_What to produce_
Format the records as a Markdown table with the columns No. and Entry, giving each row a number and leaving out blank lines. Include only the lines starting at the one that contains "spectrogram-cell [835, 635, 848, 663]" and ending at the one that contains "spectrogram-cell [706, 145, 725, 157]", both included.

_Dataset excerpts_
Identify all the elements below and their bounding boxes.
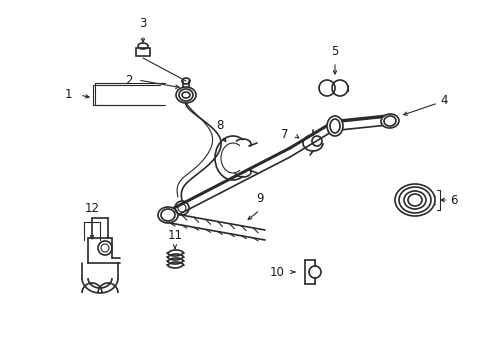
FancyBboxPatch shape: [136, 48, 150, 56]
Ellipse shape: [380, 114, 398, 128]
Text: 8: 8: [216, 119, 223, 132]
Ellipse shape: [158, 207, 178, 223]
Text: 2: 2: [125, 73, 132, 86]
Text: 9: 9: [256, 192, 263, 205]
Text: 5: 5: [331, 45, 338, 58]
Text: 4: 4: [439, 94, 447, 107]
Text: 12: 12: [84, 202, 99, 215]
Text: 7: 7: [280, 129, 287, 141]
Text: 1: 1: [64, 89, 72, 102]
Ellipse shape: [176, 87, 196, 103]
Text: 3: 3: [139, 17, 146, 30]
Text: 11: 11: [167, 229, 182, 242]
Text: 6: 6: [449, 194, 457, 207]
Ellipse shape: [326, 116, 342, 136]
Ellipse shape: [394, 184, 434, 216]
Text: 10: 10: [269, 266, 285, 279]
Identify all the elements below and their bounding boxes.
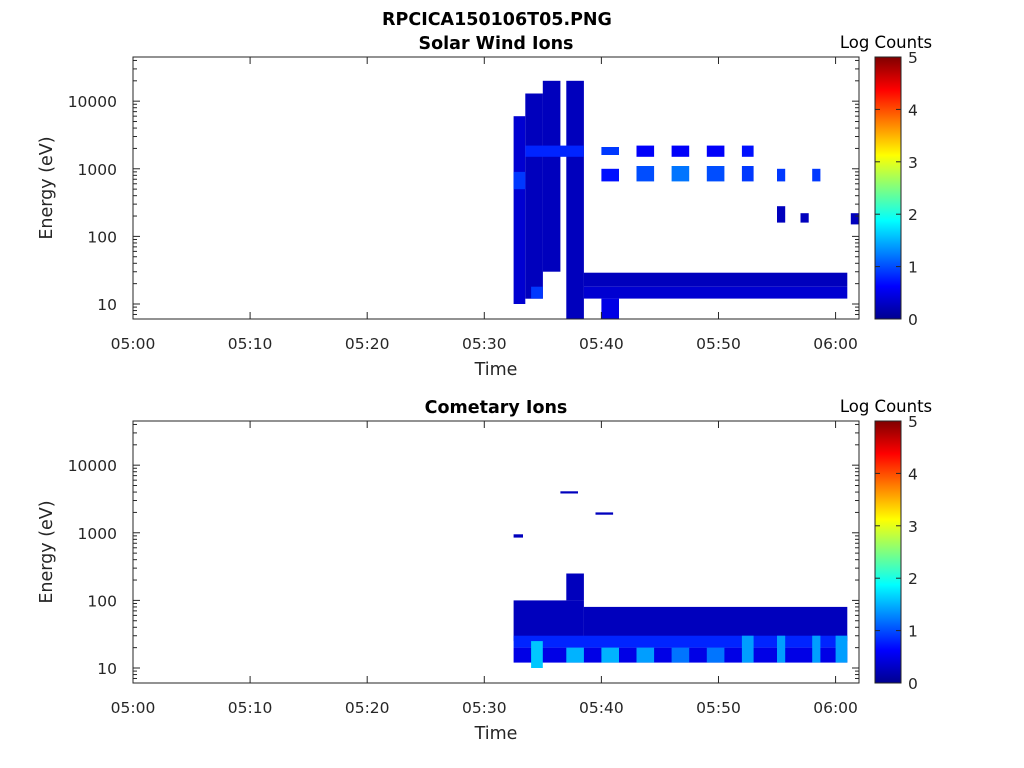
spectrogram-cell [835, 635, 848, 663]
spectrogram-cell [636, 145, 655, 157]
colorbar-tick-label: 3 [908, 154, 918, 172]
y-tick-label: 100 [87, 592, 117, 610]
spectrogram-cell [671, 145, 690, 157]
spectrogram-cell [671, 166, 690, 182]
x-tick-label: 05:40 [579, 335, 624, 353]
spectrogram-cell [706, 166, 725, 182]
spectrogram-cells [513, 80, 859, 319]
x-tick-label: 05:30 [462, 335, 507, 353]
x-tick-label: 05:00 [111, 699, 156, 717]
y-tick-label: 1000 [78, 525, 117, 543]
spectrogram-cell [706, 145, 725, 157]
colorbar-tick-label: 5 [908, 413, 918, 431]
spectrogram-cell [777, 635, 786, 663]
colorbar [874, 420, 902, 684]
spectrogram-cell [566, 573, 584, 601]
spectrogram-cell [741, 145, 754, 157]
spectrogram-cell [513, 171, 526, 190]
spectrogram-cell [741, 166, 754, 182]
panel-1: Solar Wind Ions 05:00 05:10 05:20 05:30 05:40… [37, 33, 932, 380]
spectrogram-cell [583, 286, 848, 299]
plot-frame [132, 420, 860, 684]
spectrogram-cell [513, 600, 584, 642]
panel-title: Solar Wind Ions [419, 34, 574, 54]
spectrogram-cell [525, 145, 584, 157]
spectrogram-cell [513, 116, 526, 304]
y-tick-label: 100 [87, 228, 117, 246]
plot-frame [132, 56, 860, 320]
x-tick-label: 05:40 [579, 699, 624, 717]
x-tick-label: 05:00 [111, 335, 156, 353]
spectrogram-cell [706, 647, 725, 663]
figure-title: RPCICA150106T05.PNG [382, 10, 612, 30]
spectrogram-cell [542, 80, 561, 272]
spectrogram-cell [513, 534, 523, 538]
x-tick-label: 06:00 [813, 335, 858, 353]
spectrogram-cell [531, 286, 543, 299]
spectrogram-cell [601, 647, 619, 663]
spectrogram-cell [601, 147, 619, 155]
spectrogram-cell [671, 647, 690, 663]
spectrogram-cell [636, 166, 655, 182]
x-tick-label: 06:00 [813, 699, 858, 717]
x-axis-label: Time [474, 360, 518, 380]
spectrogram-cell [777, 206, 786, 223]
x-tick-label: 05:30 [462, 699, 507, 717]
colorbar-label: Log Counts [840, 33, 932, 52]
colorbar-tick-label: 5 [908, 49, 918, 67]
spectrogram-cell [566, 647, 584, 663]
y-axis-label: Energy (eV) [37, 500, 57, 603]
y-tick-label: 1000 [78, 161, 117, 179]
spectrogram-cells [513, 491, 848, 668]
spectrogram-cell [777, 168, 786, 182]
x-tick-label: 05:50 [696, 699, 741, 717]
spectrogram-cell [741, 635, 754, 663]
spectrogram-cell [812, 168, 821, 182]
spectrogram-cell [513, 635, 848, 648]
panels: Solar Wind Ions 05:00 05:10 05:20 05:30 05:40… [37, 33, 932, 744]
y-tick-label: 10 [97, 660, 117, 678]
colorbar [874, 56, 902, 320]
spectrogram-cell [601, 168, 619, 182]
colorbar-label: Log Counts [840, 397, 932, 416]
colorbar-tick-label: 3 [908, 518, 918, 536]
spectrogram-cell [595, 512, 614, 515]
x-tick-label: 05:10 [228, 335, 273, 353]
spectrogram-cell [583, 272, 848, 287]
spectrogram-cell [583, 606, 848, 642]
x-tick-label: 05:20 [345, 335, 390, 353]
spectrogram-cell [812, 635, 821, 663]
colorbar-tick-label: 0 [908, 675, 918, 693]
y-axis-label: Energy (eV) [37, 136, 57, 239]
y-tick-label: 10000 [68, 457, 117, 475]
panel-title: Cometary Ions [425, 398, 568, 418]
colorbar-tick-label: 2 [908, 570, 918, 588]
spectrogram-cell [525, 93, 543, 299]
y-tick-label: 10000 [68, 93, 117, 111]
spectrogram-cell [566, 80, 584, 319]
x-tick-label: 05:10 [228, 699, 273, 717]
colorbar-tick-label: 1 [908, 259, 918, 277]
colorbar-tick-label: 1 [908, 623, 918, 641]
spectrogram-cell [850, 213, 859, 225]
x-tick-label: 05:50 [696, 335, 741, 353]
x-tick-label: 05:20 [345, 699, 390, 717]
colorbar-tick-label: 4 [908, 465, 918, 483]
spectrogram-cell [560, 491, 578, 494]
x-axis-label: Time [474, 724, 518, 744]
spectrogram-cell [601, 298, 619, 319]
y-tick-label: 10 [97, 296, 117, 314]
colorbar-tick-label: 2 [908, 206, 918, 224]
spectrogram-cell [531, 641, 543, 668]
spectrogram-cell [800, 213, 809, 223]
spectrogram-cell [636, 647, 655, 663]
colorbar-tick-label: 4 [908, 101, 918, 119]
colorbar-tick-label: 0 [908, 311, 918, 329]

_Answer for this exercise_
| No. | Entry |
|---|---|
| 1 | spectrogram-cell [835, 635, 848, 663] |
| 2 | spectrogram-cell [636, 145, 655, 157] |
| 3 | colorbar-tick-label: 3 [908, 154, 918, 172] |
| 4 | y-tick-label: 100 [87, 592, 117, 610] |
| 5 | spectrogram-cell [671, 145, 690, 157] |
| 6 | spectrogram-cell [671, 166, 690, 182] |
| 7 | x-tick-label: 05:40 [579, 335, 624, 353] |
| 8 | spectrogram-cell [706, 166, 725, 182] |
| 9 | spectrogram-cells [513, 80, 859, 319] |
| 10 | x-tick-label: 05:30 [462, 335, 507, 353] |
| 11 | x-tick-label: 05:00 [111, 699, 156, 717] |
| 12 | y-tick-label: 1000 [78, 525, 117, 543] |
| 13 | spectrogram-cell [706, 145, 725, 157] |